Texte à lire:
::::::::::

L’abolition : un enjeu conflictuel

Commémorations des mémoires de l’esclavage, des traites et leurs abolitions

Entretiens en direct « Sortir de l’esclavage »  

A partir du 13 mai, la BnF propose une série d’entretiens sur le thème « Sortir de l’esclavage » avec des philosophes, chercheurs et personnalités du monde de la culture. Ces entretiens sont diffusés en direct sur la page Facebook de la BnF.

 

Plus d'informations

Durant les premières années révolutionnaires, la question de l’esclavage préoccupe plusieurs hommes politiques, notamment en raison de l’action de la Société des amis des Noirs (abbé Grégoire, abbé Sieyès, Brissot,…) et de celle du Comité colonial, défendant le système esclavagiste. Lors de la nuit du 4 août 1789, qui voit l’abolition des privilèges féodaux, le duc de la Rochefoucauld-Liancourt envisage d’accorder aux esclaves l’égalité devant la loi, mais le Club Massiac obtient le maintien de l’esclavage le 28 novembre 1789.

Le 15 mai 1791, l’Assemblée législative accorde le droit de vote à certains hommes de couleur, début d’émancipation qui inquiète les colons blancs de Saint-Domingue qui envisagent de proclamer l’indépendance de l’île pour préserver l’économie florissante. Le 28 mars 1792, l’Assemblée législative se contente d’établir une égalité de droit entre tous les hommes libres, ce qui exclut les esclaves.

Ces demi-mesures ne satisfont pas les esclaves qui se révoltent, comme à Saint-Domingue en 1791 [voir le dossier : Révolte à Saint-Domingue] et en Guadeloupe le 20 avril 1793.

Incendie du Cap Français : le 20, 21, 22 et 23 juin 1793, Jacques François Swebach, 1802 - source : Gallica-BnF

Le décret du 16 pluviôse an II (4 février 1794)

Les commissaires civils de Saint-Domingue, Sonthonax et Polverel, confrontés à la guerre contre l’Angleterre et l’Espagne, décident de s’appuyer sur la population noire en accordant, le 21 juin 1793, la liberté à tous les esclaves se battant pour la République. Le 29 août 1793, Sonthonax proclame l’abolition générale de l’esclavage dans le nord de l’île, Polverel fait de même le 21 septembre 1793 pour le reste de la colonie.

Informée de la décision de Sonthonax, la Convention nationale ratifie sa décision et proclame l’abolition de l’esclavage (qualifié de crime de lèse-humanité) dans toutes les colonies françaises le 16 pluviôse an II (4 février 1794).

Ce décret prévoit l’abolition de l’esclavage dans les colonies françaises mais sans indemnisation des propriétaires. Les hommes, sans distinction de couleur, domiciliés dans les colonies, deviennent citoyens français et jouissent ainsi de tous les droits assurés par la Constitution. Cependant, le décret renvoie au Comité de salut public la responsabilité afin de prendre les mesures permettant d’assurer l’exécution de ce décret.

::::::::::

Données fournies:

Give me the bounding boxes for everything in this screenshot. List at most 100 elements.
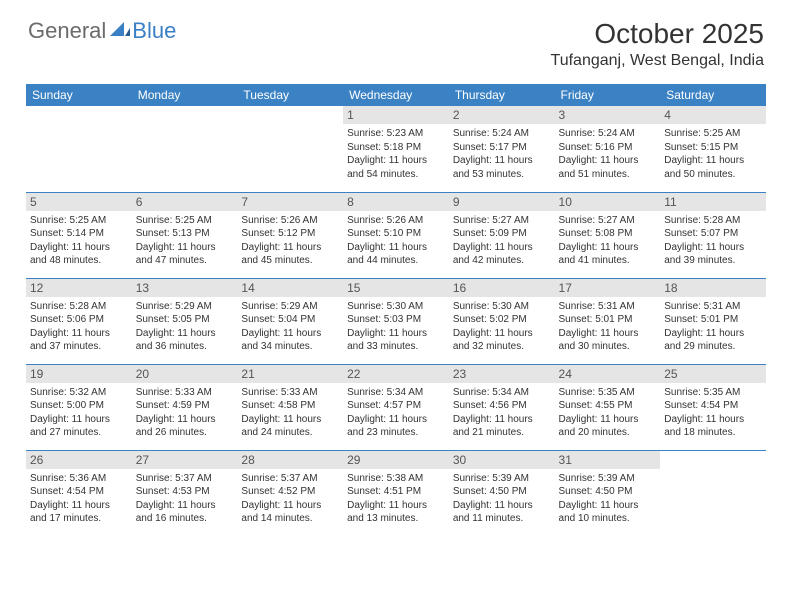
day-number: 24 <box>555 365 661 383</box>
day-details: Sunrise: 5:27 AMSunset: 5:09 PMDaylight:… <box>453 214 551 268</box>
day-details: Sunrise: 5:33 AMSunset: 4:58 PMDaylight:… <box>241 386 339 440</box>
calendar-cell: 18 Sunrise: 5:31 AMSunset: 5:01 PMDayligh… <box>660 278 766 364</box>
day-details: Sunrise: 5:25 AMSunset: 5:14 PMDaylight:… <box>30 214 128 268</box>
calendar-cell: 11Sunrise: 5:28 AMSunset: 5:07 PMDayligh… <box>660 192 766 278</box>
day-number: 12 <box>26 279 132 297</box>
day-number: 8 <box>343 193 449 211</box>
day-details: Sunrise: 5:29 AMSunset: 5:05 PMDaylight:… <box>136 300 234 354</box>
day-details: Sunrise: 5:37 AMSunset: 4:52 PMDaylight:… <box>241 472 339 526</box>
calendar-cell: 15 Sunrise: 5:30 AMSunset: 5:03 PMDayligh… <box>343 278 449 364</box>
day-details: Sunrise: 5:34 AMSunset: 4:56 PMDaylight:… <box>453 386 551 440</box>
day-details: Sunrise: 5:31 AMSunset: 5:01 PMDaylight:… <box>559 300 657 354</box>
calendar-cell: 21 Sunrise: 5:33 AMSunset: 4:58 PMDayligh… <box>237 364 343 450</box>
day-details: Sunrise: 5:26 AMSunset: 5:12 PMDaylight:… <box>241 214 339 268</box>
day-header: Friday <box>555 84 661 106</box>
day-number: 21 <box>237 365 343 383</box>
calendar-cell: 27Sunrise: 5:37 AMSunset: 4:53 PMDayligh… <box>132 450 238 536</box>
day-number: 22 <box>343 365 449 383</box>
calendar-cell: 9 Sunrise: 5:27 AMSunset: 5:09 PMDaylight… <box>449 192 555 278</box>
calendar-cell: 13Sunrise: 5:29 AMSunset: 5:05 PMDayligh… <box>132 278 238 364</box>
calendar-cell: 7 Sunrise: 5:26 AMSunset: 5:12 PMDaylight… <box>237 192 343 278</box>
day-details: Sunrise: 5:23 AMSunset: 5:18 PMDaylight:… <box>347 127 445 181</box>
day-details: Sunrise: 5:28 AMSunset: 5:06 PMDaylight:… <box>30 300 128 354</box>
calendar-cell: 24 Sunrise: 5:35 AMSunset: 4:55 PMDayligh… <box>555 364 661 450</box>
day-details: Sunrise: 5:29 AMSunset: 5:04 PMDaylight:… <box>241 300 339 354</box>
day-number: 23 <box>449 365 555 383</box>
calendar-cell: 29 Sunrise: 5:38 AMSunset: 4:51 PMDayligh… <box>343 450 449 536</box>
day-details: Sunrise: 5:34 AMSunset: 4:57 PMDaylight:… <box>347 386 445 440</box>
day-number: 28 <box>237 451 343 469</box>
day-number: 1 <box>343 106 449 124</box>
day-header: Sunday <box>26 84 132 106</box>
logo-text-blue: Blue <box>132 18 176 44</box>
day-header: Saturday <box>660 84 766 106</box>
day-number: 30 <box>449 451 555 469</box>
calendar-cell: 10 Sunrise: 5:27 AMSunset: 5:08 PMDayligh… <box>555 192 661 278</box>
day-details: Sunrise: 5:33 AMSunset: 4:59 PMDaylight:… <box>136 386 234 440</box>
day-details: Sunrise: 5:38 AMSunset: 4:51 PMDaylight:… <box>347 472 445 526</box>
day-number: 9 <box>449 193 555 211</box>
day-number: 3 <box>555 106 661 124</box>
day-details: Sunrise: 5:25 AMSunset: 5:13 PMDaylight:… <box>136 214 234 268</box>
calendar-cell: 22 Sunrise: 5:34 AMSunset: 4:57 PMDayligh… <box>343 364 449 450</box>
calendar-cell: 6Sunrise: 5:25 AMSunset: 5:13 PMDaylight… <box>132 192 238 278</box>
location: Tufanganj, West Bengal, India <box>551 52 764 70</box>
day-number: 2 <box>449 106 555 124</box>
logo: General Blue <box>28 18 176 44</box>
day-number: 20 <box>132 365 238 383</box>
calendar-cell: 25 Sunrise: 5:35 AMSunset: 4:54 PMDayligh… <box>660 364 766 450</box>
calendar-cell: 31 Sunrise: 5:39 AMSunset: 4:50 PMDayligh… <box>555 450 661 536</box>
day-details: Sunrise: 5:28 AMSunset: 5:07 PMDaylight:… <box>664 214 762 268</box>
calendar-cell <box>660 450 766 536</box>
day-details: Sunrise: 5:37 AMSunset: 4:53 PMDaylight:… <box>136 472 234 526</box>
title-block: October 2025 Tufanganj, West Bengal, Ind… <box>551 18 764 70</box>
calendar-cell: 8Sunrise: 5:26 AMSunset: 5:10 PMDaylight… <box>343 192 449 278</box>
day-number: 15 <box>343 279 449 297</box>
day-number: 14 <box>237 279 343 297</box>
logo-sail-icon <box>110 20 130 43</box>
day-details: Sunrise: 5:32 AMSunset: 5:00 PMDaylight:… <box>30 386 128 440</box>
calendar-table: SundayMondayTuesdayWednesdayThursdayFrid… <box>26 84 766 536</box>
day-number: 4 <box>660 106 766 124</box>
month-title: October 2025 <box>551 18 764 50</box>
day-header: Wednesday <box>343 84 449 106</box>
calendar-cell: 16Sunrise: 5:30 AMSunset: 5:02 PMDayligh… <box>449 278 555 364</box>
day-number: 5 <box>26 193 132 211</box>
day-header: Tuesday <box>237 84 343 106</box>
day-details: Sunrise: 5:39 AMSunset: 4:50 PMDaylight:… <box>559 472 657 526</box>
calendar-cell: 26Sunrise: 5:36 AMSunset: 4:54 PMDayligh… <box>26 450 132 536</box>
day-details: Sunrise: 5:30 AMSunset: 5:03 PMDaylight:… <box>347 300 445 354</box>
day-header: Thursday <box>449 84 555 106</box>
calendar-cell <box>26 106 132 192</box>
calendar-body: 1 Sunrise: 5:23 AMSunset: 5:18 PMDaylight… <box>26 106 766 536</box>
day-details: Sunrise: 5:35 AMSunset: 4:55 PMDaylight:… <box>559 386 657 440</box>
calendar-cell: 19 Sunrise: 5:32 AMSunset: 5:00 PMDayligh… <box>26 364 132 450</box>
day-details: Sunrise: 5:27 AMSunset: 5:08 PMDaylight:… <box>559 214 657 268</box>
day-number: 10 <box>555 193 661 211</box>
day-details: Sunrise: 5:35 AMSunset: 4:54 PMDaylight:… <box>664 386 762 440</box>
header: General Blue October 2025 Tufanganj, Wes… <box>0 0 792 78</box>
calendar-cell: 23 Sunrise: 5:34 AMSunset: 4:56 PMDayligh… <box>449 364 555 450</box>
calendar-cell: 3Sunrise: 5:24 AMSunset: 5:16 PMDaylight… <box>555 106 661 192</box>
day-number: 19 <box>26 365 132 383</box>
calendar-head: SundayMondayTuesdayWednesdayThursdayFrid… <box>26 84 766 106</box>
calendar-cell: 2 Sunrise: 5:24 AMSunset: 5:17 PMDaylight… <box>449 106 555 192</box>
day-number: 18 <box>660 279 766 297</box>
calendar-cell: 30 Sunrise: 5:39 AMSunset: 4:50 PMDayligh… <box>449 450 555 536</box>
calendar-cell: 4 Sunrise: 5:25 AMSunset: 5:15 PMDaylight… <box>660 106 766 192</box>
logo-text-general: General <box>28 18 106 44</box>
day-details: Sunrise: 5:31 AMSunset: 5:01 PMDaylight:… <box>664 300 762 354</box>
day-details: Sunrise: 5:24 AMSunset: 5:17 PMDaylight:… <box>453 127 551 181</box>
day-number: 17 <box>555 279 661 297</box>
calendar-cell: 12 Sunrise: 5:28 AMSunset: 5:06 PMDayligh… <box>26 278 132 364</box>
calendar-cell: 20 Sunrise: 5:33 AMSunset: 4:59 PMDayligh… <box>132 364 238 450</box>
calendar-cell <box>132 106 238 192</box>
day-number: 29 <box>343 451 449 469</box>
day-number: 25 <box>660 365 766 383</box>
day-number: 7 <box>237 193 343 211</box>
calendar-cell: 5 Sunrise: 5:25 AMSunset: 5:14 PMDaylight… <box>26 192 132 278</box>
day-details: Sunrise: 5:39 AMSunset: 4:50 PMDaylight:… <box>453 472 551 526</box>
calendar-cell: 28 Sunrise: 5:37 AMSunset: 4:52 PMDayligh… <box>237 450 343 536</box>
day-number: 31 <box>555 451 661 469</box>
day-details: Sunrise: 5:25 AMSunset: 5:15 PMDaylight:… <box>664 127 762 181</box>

::::::::::

Liste des tâches:
(1) Transcrivez le texte sur l'abolition de l'esclavage en commençant à « Ces demi-mesures ne » et en terminant à « de la colonie. ».
(2) Selon le texte sur l'abolition de l'esclavage, quel commissaire civil proclame l'abolition générale de l'esclavage dans le nord de Saint-Domingue le 29 août 1793 ?

Réponses rédigées:
(1)
Ces demi-mesures ne satisfont pas les esclaves qui se révoltent, comme à Saint-Domingue en 1791 [voir le dossier : Révolte à Saint-Domingue] et en Guadeloupe le 20 avril 1793.

Incendie du Cap Français : le 20, 21, 22 et 23 juin 1793, Jacques François Swebach, 1802 - source : Gallica-BnF

Le décret du 16 pluviôse an II (4 février 1794)

Les commissaires civils de Saint-Domingue, Sonthonax et Polverel, confrontés à la guerre contre l’Angleterre et l’Espagne, décident de s’appuyer sur la population noire en accordant, le 21 juin 1793, la liberté à tous les esclaves se battant pour la République. Le 29 août 1793, Sonthonax proclame l’abolition générale de l’esclavage dans le nord de l’île, Polverel fait de même le 21 septembre 1793 pour le reste de la colonie.

(2) Sonthonax.